What the task requires. Report, as a bare number, how many lines hold "ylabel".

★ ★ ★ ★ ★

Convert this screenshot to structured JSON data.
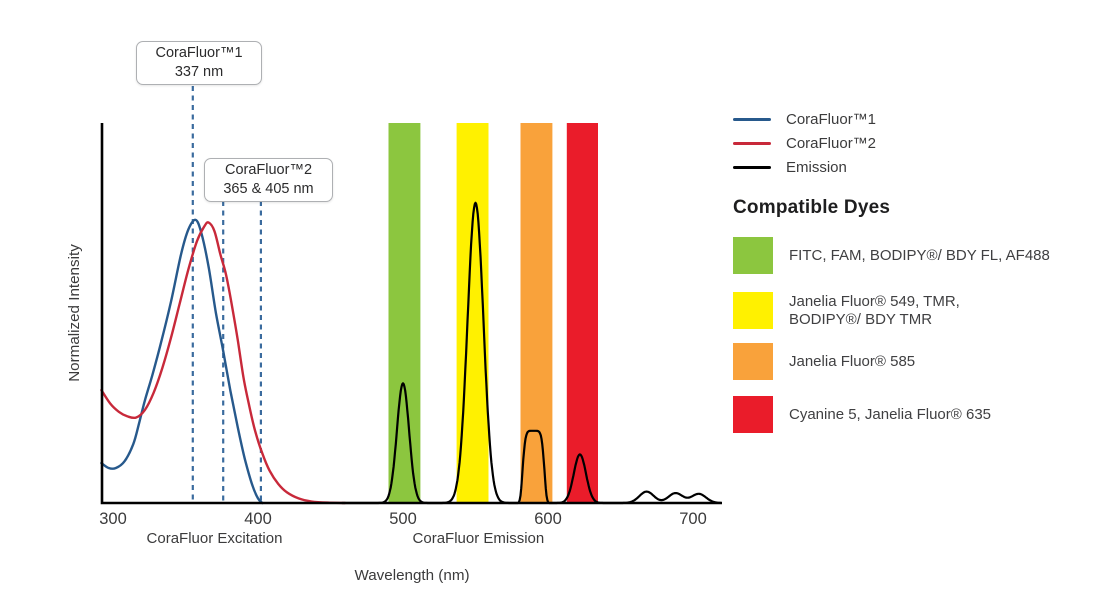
{
  "colors": {
    "excitation1_blue": "#27598C",
    "excitation2_red": "#C8293A",
    "emission_black": "#000000",
    "dashed_line_blue": "#3A6B9E",
    "band_green": "#8CC63F",
    "band_yellow": "#FFF100",
    "band_orange": "#F9A23B",
    "band_red": "#EA1C2A",
    "axis": "#000000",
    "text": "#3B3B3C"
  },
  "chart_data": {
    "type": "line",
    "title": "",
    "xlabel": "Wavelength (nm)",
    "ylabel": "Normalized Intensity",
    "x_range": [
      292,
      719
    ],
    "y_range": [
      0,
      1
    ],
    "grid": false,
    "x_ticks": [
      300,
      400,
      500,
      600,
      700
    ],
    "axis_section_labels": [
      {
        "label": "CoraFluor Excitation",
        "center_nm": 370
      },
      {
        "label": "CoraFluor Emission",
        "center_nm": 552
      }
    ],
    "annotations": [
      {
        "title": "CoraFluor™1",
        "subtitle": "337 nm",
        "lines_nm": [
          355
        ]
      },
      {
        "title": "CoraFluor™2",
        "subtitle": "365 & 405 nm",
        "lines_nm": [
          376,
          402
        ]
      }
    ],
    "filter_bands": [
      {
        "name": "green-filter-band",
        "color": "#8CC63F",
        "nm": [
          490,
          512
        ]
      },
      {
        "name": "yellow-filter-band",
        "color": "#FFF100",
        "nm": [
          537,
          559
        ]
      },
      {
        "name": "orange-filter-band",
        "color": "#F9A23B",
        "nm": [
          581,
          603
        ]
      },
      {
        "name": "red-filter-band",
        "color": "#EA1C2A",
        "nm": [
          613,
          634.5
        ]
      }
    ],
    "series": [
      {
        "name": "CoraFluor™1",
        "kind": "excitation",
        "color": "#27598C",
        "stroke_width": 2.4,
        "points": [
          [
            292,
            0.105
          ],
          [
            297,
            0.092
          ],
          [
            302,
            0.092
          ],
          [
            308,
            0.11
          ],
          [
            314,
            0.155
          ],
          [
            318,
            0.21
          ],
          [
            322,
            0.27
          ],
          [
            327,
            0.335
          ],
          [
            333,
            0.42
          ],
          [
            340,
            0.53
          ],
          [
            347,
            0.655
          ],
          [
            352,
            0.72
          ],
          [
            357,
            0.745
          ],
          [
            361,
            0.71
          ],
          [
            366,
            0.62
          ],
          [
            371,
            0.5
          ],
          [
            376,
            0.4
          ],
          [
            381,
            0.295
          ],
          [
            386,
            0.2
          ],
          [
            391,
            0.115
          ],
          [
            396,
            0.048
          ],
          [
            400,
            0.012
          ],
          [
            403,
            0
          ]
        ]
      },
      {
        "name": "CoraFluor™2",
        "kind": "excitation",
        "color": "#C8293A",
        "stroke_width": 2.4,
        "points": [
          [
            292,
            0.297
          ],
          [
            298,
            0.262
          ],
          [
            304,
            0.24
          ],
          [
            310,
            0.228
          ],
          [
            316,
            0.225
          ],
          [
            322,
            0.245
          ],
          [
            328,
            0.29
          ],
          [
            334,
            0.355
          ],
          [
            340,
            0.435
          ],
          [
            346,
            0.525
          ],
          [
            352,
            0.615
          ],
          [
            358,
            0.69
          ],
          [
            363,
            0.728
          ],
          [
            366,
            0.738
          ],
          [
            370,
            0.715
          ],
          [
            374,
            0.655
          ],
          [
            378,
            0.6
          ],
          [
            382,
            0.52
          ],
          [
            386,
            0.43
          ],
          [
            390,
            0.33
          ],
          [
            394,
            0.255
          ],
          [
            398,
            0.19
          ],
          [
            403,
            0.13
          ],
          [
            408,
            0.085
          ],
          [
            414,
            0.05
          ],
          [
            420,
            0.028
          ],
          [
            428,
            0.012
          ],
          [
            437,
            0.004
          ],
          [
            448,
            0.001
          ],
          [
            460,
            0
          ]
        ]
      },
      {
        "name": "Emission",
        "kind": "emission",
        "color": "#000000",
        "stroke_width": 2.2,
        "sample_range": [
          458,
          719
        ],
        "peaks": [
          {
            "center": 500,
            "amp": 0.315,
            "sigma": 4.2,
            "power": 2
          },
          {
            "center": 550,
            "amp": 0.79,
            "sigma": 5.5,
            "power": 2
          },
          {
            "center": 590,
            "amp": 0.19,
            "sigma": 7,
            "power": 6
          },
          {
            "center": 622,
            "amp": 0.128,
            "sigma": 4.2,
            "power": 2
          },
          {
            "center": 668,
            "amp": 0.03,
            "sigma": 5,
            "power": 2
          },
          {
            "center": 688,
            "amp": 0.026,
            "sigma": 5,
            "power": 2
          },
          {
            "center": 704,
            "amp": 0.024,
            "sigma": 5,
            "power": 2
          }
        ]
      }
    ]
  },
  "legend": {
    "items": [
      {
        "label": "CoraFluor™1",
        "color": "#27598C"
      },
      {
        "label": "CoraFluor™2",
        "color": "#C8293A"
      },
      {
        "label": "Emission",
        "color": "#000000"
      }
    ]
  },
  "dyes": {
    "heading": "Compatible Dyes",
    "items": [
      {
        "label": "FITC, FAM, BODIPY®/ BDY FL, AF488",
        "color": "#8CC63F"
      },
      {
        "label": "Janelia Fluor® 549, TMR,\nBODIPY®/ BDY TMR",
        "color": "#FFF100"
      },
      {
        "label": "Janelia Fluor® 585",
        "color": "#F9A23B"
      },
      {
        "label": "Cyanine 5, Janelia Fluor® 635",
        "color": "#EA1C2A"
      }
    ]
  }
}
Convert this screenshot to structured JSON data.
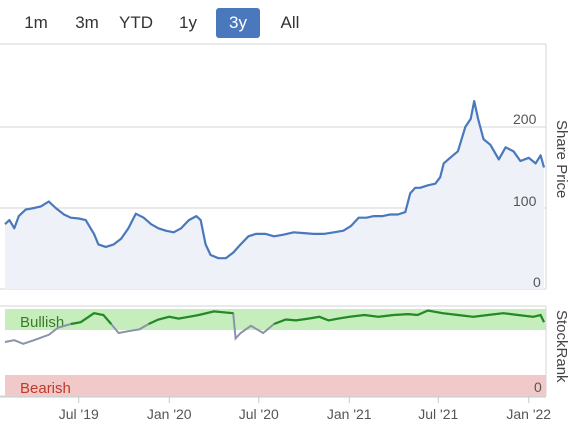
{
  "range_selector": {
    "buttons": [
      {
        "label": "1m",
        "active": false
      },
      {
        "label": "3m",
        "active": false
      },
      {
        "label": "YTD",
        "active": false
      },
      {
        "label": "1y",
        "active": false
      },
      {
        "label": "3y",
        "active": true
      },
      {
        "label": "All",
        "active": false
      }
    ]
  },
  "colors": {
    "price_line": "#4a78bc",
    "price_fill": "#eef1f8",
    "stockrank_green": "#248a24",
    "stockrank_grey": "#8a93a8",
    "bullish_band": "#c6eebd",
    "bearish_band": "#f1c9c9",
    "grid": "#d6d6d6",
    "active_button": "#4a78bc"
  },
  "chart_data": [
    {
      "type": "line",
      "title": "",
      "ylabel": "Share Price",
      "yticks": [
        0,
        100,
        200
      ],
      "ylim": [
        0,
        240
      ],
      "xlabel": "",
      "x_ticks": [
        "Jul '19",
        "Jan '20",
        "Jul '20",
        "Jan '21",
        "Jul '21",
        "Jan '22"
      ],
      "x_range": [
        "2019-02",
        "2022-02"
      ],
      "grid": true,
      "series": [
        {
          "points": [
            [
              "2019-02-01",
              80
            ],
            [
              "2019-02-10",
              85
            ],
            [
              "2019-02-20",
              75
            ],
            [
              "2019-03-01",
              90
            ],
            [
              "2019-03-15",
              98
            ],
            [
              "2019-04-01",
              100
            ],
            [
              "2019-04-15",
              102
            ],
            [
              "2019-05-01",
              108
            ],
            [
              "2019-05-15",
              100
            ],
            [
              "2019-06-01",
              92
            ],
            [
              "2019-06-15",
              88
            ],
            [
              "2019-07-01",
              87
            ],
            [
              "2019-07-15",
              85
            ],
            [
              "2019-08-01",
              68
            ],
            [
              "2019-08-10",
              55
            ],
            [
              "2019-08-25",
              52
            ],
            [
              "2019-09-10",
              55
            ],
            [
              "2019-09-25",
              62
            ],
            [
              "2019-10-10",
              75
            ],
            [
              "2019-10-25",
              93
            ],
            [
              "2019-11-10",
              88
            ],
            [
              "2019-11-25",
              80
            ],
            [
              "2019-12-10",
              75
            ],
            [
              "2019-12-25",
              72
            ],
            [
              "2020-01-10",
              70
            ],
            [
              "2020-01-25",
              75
            ],
            [
              "2020-02-10",
              85
            ],
            [
              "2020-02-25",
              90
            ],
            [
              "2020-03-05",
              85
            ],
            [
              "2020-03-15",
              55
            ],
            [
              "2020-03-25",
              42
            ],
            [
              "2020-04-10",
              38
            ],
            [
              "2020-04-25",
              38
            ],
            [
              "2020-05-10",
              45
            ],
            [
              "2020-05-25",
              55
            ],
            [
              "2020-06-10",
              65
            ],
            [
              "2020-06-25",
              68
            ],
            [
              "2020-07-15",
              68
            ],
            [
              "2020-08-01",
              65
            ],
            [
              "2020-08-20",
              67
            ],
            [
              "2020-09-10",
              70
            ],
            [
              "2020-10-01",
              69
            ],
            [
              "2020-10-20",
              68
            ],
            [
              "2020-11-10",
              68
            ],
            [
              "2020-12-01",
              70
            ],
            [
              "2020-12-20",
              72
            ],
            [
              "2021-01-05",
              78
            ],
            [
              "2021-01-20",
              88
            ],
            [
              "2021-02-05",
              88
            ],
            [
              "2021-02-20",
              90
            ],
            [
              "2021-03-10",
              90
            ],
            [
              "2021-03-25",
              92
            ],
            [
              "2021-04-10",
              92
            ],
            [
              "2021-04-25",
              95
            ],
            [
              "2021-05-05",
              118
            ],
            [
              "2021-05-15",
              125
            ],
            [
              "2021-05-25",
              125
            ],
            [
              "2021-06-10",
              128
            ],
            [
              "2021-06-25",
              130
            ],
            [
              "2021-07-05",
              138
            ],
            [
              "2021-07-12",
              155
            ],
            [
              "2021-07-25",
              162
            ],
            [
              "2021-08-10",
              170
            ],
            [
              "2021-08-25",
              200
            ],
            [
              "2021-09-05",
              210
            ],
            [
              "2021-09-12",
              232
            ],
            [
              "2021-09-20",
              210
            ],
            [
              "2021-10-01",
              185
            ],
            [
              "2021-10-15",
              178
            ],
            [
              "2021-11-01",
              160
            ],
            [
              "2021-11-15",
              175
            ],
            [
              "2021-12-01",
              170
            ],
            [
              "2021-12-15",
              158
            ],
            [
              "2022-01-01",
              162
            ],
            [
              "2022-01-15",
              155
            ],
            [
              "2022-01-25",
              165
            ],
            [
              "2022-02-01",
              150
            ]
          ]
        }
      ]
    },
    {
      "type": "line",
      "title": "",
      "ylabel": "StockRank",
      "band_labels": [
        "Bullish",
        "Bearish"
      ],
      "yticks": [
        0
      ],
      "ylim": [
        0,
        100
      ],
      "series": [
        {
          "points": [
            [
              "2019-02-01",
              60
            ],
            [
              "2019-02-20",
              62
            ],
            [
              "2019-03-10",
              58
            ],
            [
              "2019-04-01",
              62
            ],
            [
              "2019-05-01",
              68
            ],
            [
              "2019-05-20",
              76
            ],
            [
              "2019-06-15",
              80
            ],
            [
              "2019-07-05",
              82
            ],
            [
              "2019-08-01",
              92
            ],
            [
              "2019-08-20",
              90
            ],
            [
              "2019-09-05",
              80
            ],
            [
              "2019-09-20",
              70
            ],
            [
              "2019-10-10",
              72
            ],
            [
              "2019-11-01",
              74
            ],
            [
              "2019-11-20",
              80
            ],
            [
              "2019-12-10",
              85
            ],
            [
              "2020-01-01",
              88
            ],
            [
              "2020-01-20",
              86
            ],
            [
              "2020-02-10",
              88
            ],
            [
              "2020-03-01",
              90
            ],
            [
              "2020-04-01",
              94
            ],
            [
              "2020-04-20",
              93
            ],
            [
              "2020-05-10",
              92
            ],
            [
              "2020-05-15",
              64
            ],
            [
              "2020-05-25",
              70
            ],
            [
              "2020-06-15",
              78
            ],
            [
              "2020-07-10",
              70
            ],
            [
              "2020-08-01",
              80
            ],
            [
              "2020-08-25",
              85
            ],
            [
              "2020-09-15",
              84
            ],
            [
              "2020-10-10",
              86
            ],
            [
              "2020-11-01",
              88
            ],
            [
              "2020-11-20",
              84
            ],
            [
              "2020-12-10",
              86
            ],
            [
              "2021-01-01",
              88
            ],
            [
              "2021-02-01",
              90
            ],
            [
              "2021-03-01",
              88
            ],
            [
              "2021-04-01",
              90
            ],
            [
              "2021-05-01",
              91
            ],
            [
              "2021-05-20",
              90
            ],
            [
              "2021-06-10",
              95
            ],
            [
              "2021-07-10",
              92
            ],
            [
              "2021-08-10",
              90
            ],
            [
              "2021-09-10",
              88
            ],
            [
              "2021-10-10",
              90
            ],
            [
              "2021-11-10",
              92
            ],
            [
              "2021-12-10",
              90
            ],
            [
              "2022-01-10",
              88
            ],
            [
              "2022-01-25",
              90
            ],
            [
              "2022-02-01",
              82
            ]
          ]
        }
      ]
    }
  ]
}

★ ★ ★ ★ ★

Exercise response. 3